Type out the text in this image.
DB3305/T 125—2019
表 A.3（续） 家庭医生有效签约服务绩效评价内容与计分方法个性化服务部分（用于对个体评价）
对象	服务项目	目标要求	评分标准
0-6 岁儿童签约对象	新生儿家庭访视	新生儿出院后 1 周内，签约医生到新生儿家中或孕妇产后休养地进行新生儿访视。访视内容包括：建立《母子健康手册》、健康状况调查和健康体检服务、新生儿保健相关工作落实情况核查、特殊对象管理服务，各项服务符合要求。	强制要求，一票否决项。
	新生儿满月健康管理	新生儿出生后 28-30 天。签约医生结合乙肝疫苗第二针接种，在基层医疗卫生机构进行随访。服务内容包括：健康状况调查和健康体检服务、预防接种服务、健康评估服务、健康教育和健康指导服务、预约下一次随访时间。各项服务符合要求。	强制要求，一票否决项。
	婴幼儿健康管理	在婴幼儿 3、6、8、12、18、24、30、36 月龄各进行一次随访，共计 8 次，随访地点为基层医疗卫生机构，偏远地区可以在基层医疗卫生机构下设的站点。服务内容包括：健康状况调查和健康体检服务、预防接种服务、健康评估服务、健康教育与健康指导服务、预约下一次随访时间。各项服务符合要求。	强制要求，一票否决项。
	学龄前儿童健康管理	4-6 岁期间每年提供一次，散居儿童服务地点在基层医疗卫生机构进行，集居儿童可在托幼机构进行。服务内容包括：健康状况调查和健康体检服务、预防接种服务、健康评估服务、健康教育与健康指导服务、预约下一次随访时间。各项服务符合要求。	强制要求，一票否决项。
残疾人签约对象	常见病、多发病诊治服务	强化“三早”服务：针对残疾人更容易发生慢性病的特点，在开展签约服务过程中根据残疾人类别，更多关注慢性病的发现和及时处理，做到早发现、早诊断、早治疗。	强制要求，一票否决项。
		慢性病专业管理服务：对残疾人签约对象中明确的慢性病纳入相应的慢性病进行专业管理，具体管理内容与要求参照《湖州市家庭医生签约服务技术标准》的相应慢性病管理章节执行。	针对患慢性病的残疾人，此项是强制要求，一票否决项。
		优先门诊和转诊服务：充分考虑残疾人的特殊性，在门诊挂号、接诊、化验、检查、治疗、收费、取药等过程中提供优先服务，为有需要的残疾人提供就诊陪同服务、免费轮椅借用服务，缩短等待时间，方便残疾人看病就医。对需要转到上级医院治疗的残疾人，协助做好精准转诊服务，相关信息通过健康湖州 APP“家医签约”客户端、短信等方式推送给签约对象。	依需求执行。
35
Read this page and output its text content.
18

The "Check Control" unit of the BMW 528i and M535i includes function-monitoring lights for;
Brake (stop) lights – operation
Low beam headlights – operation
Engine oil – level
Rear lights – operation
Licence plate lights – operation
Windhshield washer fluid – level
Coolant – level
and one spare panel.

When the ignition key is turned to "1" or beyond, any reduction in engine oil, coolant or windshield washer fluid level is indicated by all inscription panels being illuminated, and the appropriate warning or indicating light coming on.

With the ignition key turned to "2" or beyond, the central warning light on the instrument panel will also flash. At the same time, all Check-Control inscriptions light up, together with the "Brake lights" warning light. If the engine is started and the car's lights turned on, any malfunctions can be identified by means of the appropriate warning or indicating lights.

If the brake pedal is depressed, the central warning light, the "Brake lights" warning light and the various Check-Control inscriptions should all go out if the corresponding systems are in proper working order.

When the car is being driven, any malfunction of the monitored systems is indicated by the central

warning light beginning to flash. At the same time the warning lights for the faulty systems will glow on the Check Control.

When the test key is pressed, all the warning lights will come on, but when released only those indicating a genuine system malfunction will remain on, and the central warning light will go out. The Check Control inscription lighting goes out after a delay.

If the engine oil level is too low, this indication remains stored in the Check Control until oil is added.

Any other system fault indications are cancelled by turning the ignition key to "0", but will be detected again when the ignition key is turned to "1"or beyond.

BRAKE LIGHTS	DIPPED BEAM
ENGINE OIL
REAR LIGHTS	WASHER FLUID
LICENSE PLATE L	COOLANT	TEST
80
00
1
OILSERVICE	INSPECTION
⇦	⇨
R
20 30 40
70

● Aim
Repeat every record, exactly as written.

● The answer
Type out the text in this image.
DB3305/T 125—2019
表 A.3（续） 家庭医生有效签约服务绩效评价内容与计分方法个性化服务部分（用于对个体评价）
对象	服务项目	目标要求	评分标准
0-6 岁儿童签约对象	新生儿家庭访视	新生儿出院后 1 周内，签约医生到新生儿家中或孕妇产后休养地进行新生儿访视。访视内容包括：建立《母子健康手册》、健康状况调查和健康体检服务、新生儿保健相关工作落实情况核查、特殊对象管理服务，各项服务符合要求。	强制要求，一票否决项。
	新生儿满月健康管理	新生儿出生后 28-30 天。签约医生结合乙肝疫苗第二针接种，在基层医疗卫生机构进行随访。服务内容包括：健康状况调查和健康体检服务、预防接种服务、健康评估服务、健康教育和健康指导服务、预约下一次随访时间。各项服务符合要求。	强制要求，一票否决项。
	婴幼儿健康管理	在婴幼儿 3、6、8、12、18、24、30、36 月龄各进行一次随访，共计 8 次，随访地点为基层医疗卫生机构，偏远地区可以在基层医疗卫生机构下设的站点。服务内容包括：健康状况调查和健康体检服务、预防接种服务、健康评估服务、健康教育与健康指导服务、预约下一次随访时间。各项服务符合要求。	强制要求，一票否决项。
	学龄前儿童健康管理	4-6 岁期间每年提供一次，散居儿童服务地点在基层医疗卫生机构进行，集居儿童可在托幼机构进行。服务内容包括：健康状况调查和健康体检服务、预防接种服务、健康评估服务、健康教育与健康指导服务、预约下一次随访时间。各项服务符合要求。	强制要求，一票否决项。
残疾人签约对象	常见病、多发病诊治服务	强化“三早”服务：针对残疾人更容易发生慢性病的特点，在开展签约服务过程中根据残疾人类别，更多关注慢性病的发现和及时处理，做到早发现、早诊断、早治疗。	强制要求，一票否决项。
		慢性病专业管理服务：对残疾人签约对象中明确的慢性病纳入相应的慢性病进行专业管理，具体管理内容与要求参照《湖州市家庭医生签约服务技术标准》的相应慢性病管理章节执行。	针对患慢性病的残疾人，此项是强制要求，一票否决项。
		优先门诊和转诊服务：充分考虑残疾人的特殊性，在门诊挂号、接诊、化验、检查、治疗、收费、取药等过程中提供优先服务，为有需要的残疾人提供就诊陪同服务、免费轮椅借用服务，缩短等待时间，方便残疾人看病就医。对需要转到上级医院治疗的残疾人，协助做好精准转诊服务，相关信息通过健康湖州 APP“家医签约”客户端、短信等方式推送给签约对象。	依需求执行。
35
Read this page and output its text content.
18

The "Check Control" unit of the BMW 528i and M535i includes function-monitoring lights for;
Brake (stop) lights – operation
Low beam headlights – operation
Engine oil – level
Rear lights – operation
Licence plate lights – operation
Windhshield washer fluid – level
Coolant – level
and one spare panel.

When the ignition key is turned to "1" or beyond, any reduction in engine oil, coolant or windshield washer fluid level is indicated by all inscription panels being illuminated, and the appropriate warning or indicating light coming on.

With the ignition key turned to "2" or beyond, the central warning light on the instrument panel will also flash. At the same time, all Check-Control inscriptions light up, together with the "Brake lights" warning light. If the engine is started and the car's lights turned on, any malfunctions can be identified by means of the appropriate warning or indicating lights.

If the brake pedal is depressed, the central warning light, the "Brake lights" warning light and the various Check-Control inscriptions should all go out if the corresponding systems are in proper working order.

When the car is being driven, any malfunction of the monitored systems is indicated by the central

warning light beginning to flash. At the same time the warning lights for the faulty systems will glow on the Check Control.

When the test key is pressed, all the warning lights will come on, but when released only those indicating a genuine system malfunction will remain on, and the central warning light will go out. The Check Control inscription lighting goes out after a delay.

If the engine oil level is too low, this indication remains stored in the Check Control until oil is added.

Any other system fault indications are cancelled by turning the ignition key to "0", but will be detected again when the ignition key is turned to "1"or beyond.

BRAKE LIGHTS	DIPPED BEAM
ENGINE OIL
REAR LIGHTS	WASHER FLUID
LICENSE PLATE L	COOLANT	TEST
80
00
1
OILSERVICE	INSPECTION
⇦	⇨
R
20 30 40
70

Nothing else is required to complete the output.